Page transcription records
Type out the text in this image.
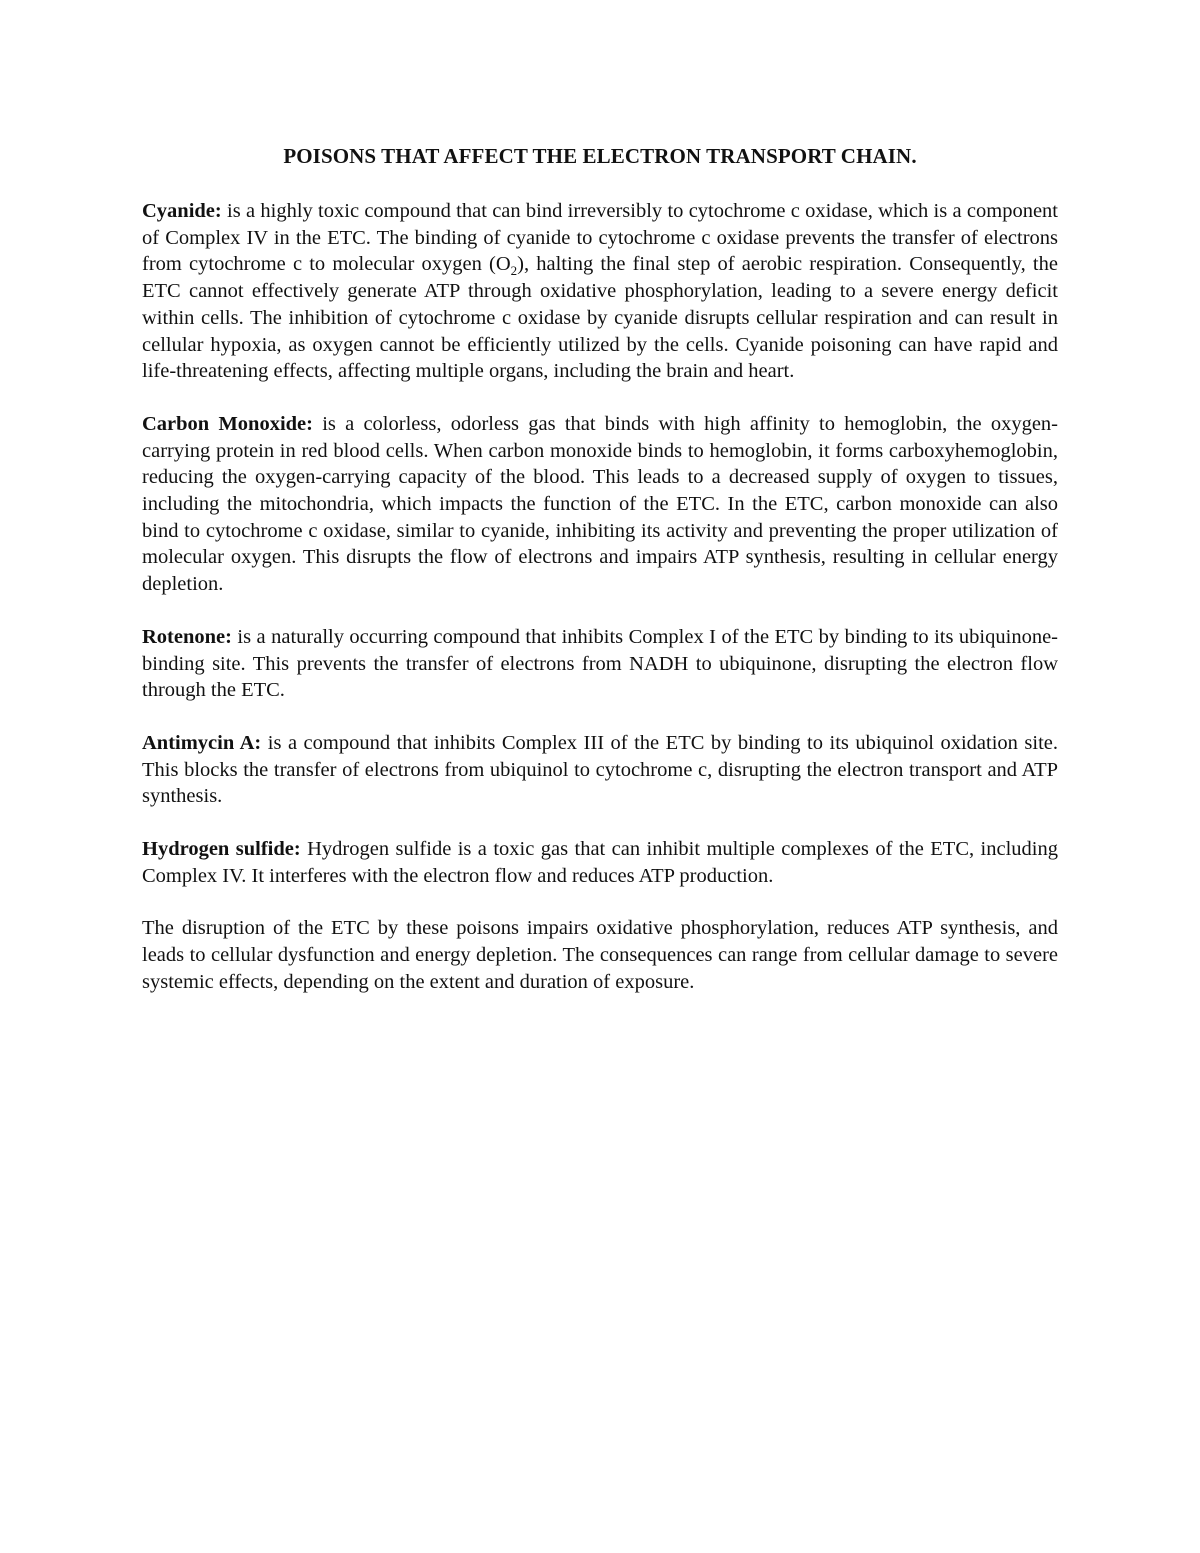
POISONS THAT AFFECT THE ELECTRON TRANSPORT CHAIN.

Cyanide: is a highly toxic compound that can bind irreversibly to cytochrome c oxidase, which is a component of Complex IV in the ETC. The binding of cyanide to cytochrome c oxidase prevents the transfer of electrons from cytochrome c to molecular oxygen $(O_2)$, halting the final step of aerobic respiration. Consequently, the ETC cannot effectively generate ATP through oxidative phosphorylation, leading to a severe energy deficit within cells. The inhibition of cytochrome c oxidase by cyanide disrupts cellular respiration and can result in cellular hypoxia, as oxygen cannot be efficiently utilized by the cells. Cyanide poisoning can have rapid and life-threatening effects, affecting multiple organs, including the brain and heart.

Carbon Monoxide: is a colorless, odorless gas that binds with high affinity to hemoglobin, the oxygen-carrying protein in red blood cells. When carbon monoxide binds to hemoglobin, it forms carboxyhemoglobin, reducing the oxygen-carrying capacity of the blood. This leads to a decreased supply of oxygen to tissues, including the mitochondria, which impacts the function of the ETC. In the ETC, carbon monoxide can also bind to cytochrome c oxidase, similar to cyanide, inhibiting its activity and preventing the proper utilization of molecular oxygen. This disrupts the flow of electrons and impairs ATP synthesis, resulting in cellular energy depletion.

Rotenone: is a naturally occurring compound that inhibits Complex I of the ETC by binding to its ubiquinone-binding site. This prevents the transfer of electrons from NADH to ubiquinone, disrupting the electron flow through the ETC.

Antimycin A: is a compound that inhibits Complex III of the ETC by binding to its ubiquinol oxidation site. This blocks the transfer of electrons from ubiquinol to cytochrome c, disrupting the electron transport and ATP synthesis.

Hydrogen sulfide: Hydrogen sulfide is a toxic gas that can inhibit multiple complexes of the ETC, including Complex IV. It interferes with the electron flow and reduces ATP production.

The disruption of the ETC by these poisons impairs oxidative phosphorylation, reduces ATP synthesis, and leads to cellular dysfunction and energy depletion. The consequences can range from cellular damage to severe systemic effects, depending on the extent and duration of exposure.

* Problem to solve
Set down all the entries exactly as they appear, but skip any pictures.

* Task response
Type out the text in this image.
POISONS THAT AFFECT THE ELECTRON TRANSPORT CHAIN.

Cyanide: is a highly toxic compound that can bind irreversibly to cytochrome c oxidase, which is a component of Complex IV in the ETC. The binding of cyanide to cytochrome c oxidase prevents the transfer of electrons from cytochrome c to molecular oxygen $(O_2)$, halting the final step of aerobic respiration. Consequently, the ETC cannot effectively generate ATP through oxidative phosphorylation, leading to a severe energy deficit within cells. The inhibition of cytochrome c oxidase by cyanide disrupts cellular respiration and can result in cellular hypoxia, as oxygen cannot be efficiently utilized by the cells. Cyanide poisoning can have rapid and life-threatening effects, affecting multiple organs, including the brain and heart.

Carbon Monoxide: is a colorless, odorless gas that binds with high affinity to hemoglobin, the oxygen-carrying protein in red blood cells. When carbon monoxide binds to hemoglobin, it forms carboxyhemoglobin, reducing the oxygen-carrying capacity of the blood. This leads to a decreased supply of oxygen to tissues, including the mitochondria, which impacts the function of the ETC. In the ETC, carbon monoxide can also bind to cytochrome c oxidase, similar to cyanide, inhibiting its activity and preventing the proper utilization of molecular oxygen. This disrupts the flow of electrons and impairs ATP synthesis, resulting in cellular energy depletion.

Rotenone: is a naturally occurring compound that inhibits Complex I of the ETC by binding to its ubiquinone-binding site. This prevents the transfer of electrons from NADH to ubiquinone, disrupting the electron flow through the ETC.

Antimycin A: is a compound that inhibits Complex III of the ETC by binding to its ubiquinol oxidation site. This blocks the transfer of electrons from ubiquinol to cytochrome c, disrupting the electron transport and ATP synthesis.

Hydrogen sulfide: Hydrogen sulfide is a toxic gas that can inhibit multiple complexes of the ETC, including Complex IV. It interferes with the electron flow and reduces ATP production.

The disruption of the ETC by these poisons impairs oxidative phosphorylation, reduces ATP synthesis, and leads to cellular dysfunction and energy depletion. The consequences can range from cellular damage to severe systemic effects, depending on the extent and duration of exposure.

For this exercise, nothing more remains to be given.